EXERCISE — Answer with one number: the count of lines in this material that hold the word "post".
-- Start GIVEN RECORDS --
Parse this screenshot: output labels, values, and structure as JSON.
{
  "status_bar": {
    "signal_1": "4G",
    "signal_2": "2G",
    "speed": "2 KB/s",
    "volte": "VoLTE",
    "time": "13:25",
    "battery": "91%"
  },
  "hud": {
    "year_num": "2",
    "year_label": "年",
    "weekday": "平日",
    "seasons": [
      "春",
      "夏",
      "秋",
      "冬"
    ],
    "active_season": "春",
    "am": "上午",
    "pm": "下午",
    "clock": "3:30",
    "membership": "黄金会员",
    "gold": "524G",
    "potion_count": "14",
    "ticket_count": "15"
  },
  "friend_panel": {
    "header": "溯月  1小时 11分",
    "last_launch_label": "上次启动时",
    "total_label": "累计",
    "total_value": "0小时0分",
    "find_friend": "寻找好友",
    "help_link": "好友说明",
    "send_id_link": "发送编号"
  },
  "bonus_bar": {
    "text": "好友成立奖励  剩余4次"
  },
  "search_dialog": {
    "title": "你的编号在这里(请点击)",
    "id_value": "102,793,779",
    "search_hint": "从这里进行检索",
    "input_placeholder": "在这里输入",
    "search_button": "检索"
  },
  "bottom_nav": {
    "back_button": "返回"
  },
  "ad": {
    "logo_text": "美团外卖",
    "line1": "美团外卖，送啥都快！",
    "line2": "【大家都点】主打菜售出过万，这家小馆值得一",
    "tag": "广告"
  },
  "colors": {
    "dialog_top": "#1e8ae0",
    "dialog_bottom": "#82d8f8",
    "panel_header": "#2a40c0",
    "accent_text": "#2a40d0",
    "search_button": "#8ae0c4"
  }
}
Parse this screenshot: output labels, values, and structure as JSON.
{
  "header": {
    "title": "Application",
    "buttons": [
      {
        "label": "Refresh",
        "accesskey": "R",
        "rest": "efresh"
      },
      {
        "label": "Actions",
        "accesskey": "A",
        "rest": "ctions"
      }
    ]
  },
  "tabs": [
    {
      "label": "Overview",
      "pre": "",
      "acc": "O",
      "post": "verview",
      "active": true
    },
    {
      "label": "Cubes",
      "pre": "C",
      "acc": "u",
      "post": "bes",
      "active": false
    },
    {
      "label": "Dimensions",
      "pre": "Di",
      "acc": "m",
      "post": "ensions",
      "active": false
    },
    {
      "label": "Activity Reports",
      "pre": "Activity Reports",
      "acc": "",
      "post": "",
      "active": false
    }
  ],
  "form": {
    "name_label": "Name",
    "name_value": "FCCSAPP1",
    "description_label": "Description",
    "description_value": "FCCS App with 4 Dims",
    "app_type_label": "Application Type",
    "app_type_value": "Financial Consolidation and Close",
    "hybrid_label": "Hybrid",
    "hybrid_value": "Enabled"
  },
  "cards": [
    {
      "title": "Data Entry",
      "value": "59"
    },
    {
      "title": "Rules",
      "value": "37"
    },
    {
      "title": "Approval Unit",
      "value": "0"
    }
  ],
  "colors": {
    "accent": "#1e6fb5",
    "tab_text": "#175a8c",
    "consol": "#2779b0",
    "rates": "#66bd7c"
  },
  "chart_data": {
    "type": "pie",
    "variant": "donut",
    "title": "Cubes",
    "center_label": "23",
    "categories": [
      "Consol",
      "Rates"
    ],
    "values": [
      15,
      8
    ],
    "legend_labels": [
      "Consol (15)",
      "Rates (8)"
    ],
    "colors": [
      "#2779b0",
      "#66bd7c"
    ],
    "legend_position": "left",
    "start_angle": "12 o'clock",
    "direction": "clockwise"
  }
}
-- End GIVEN RECORDS --
RIGHT ANSWER — 4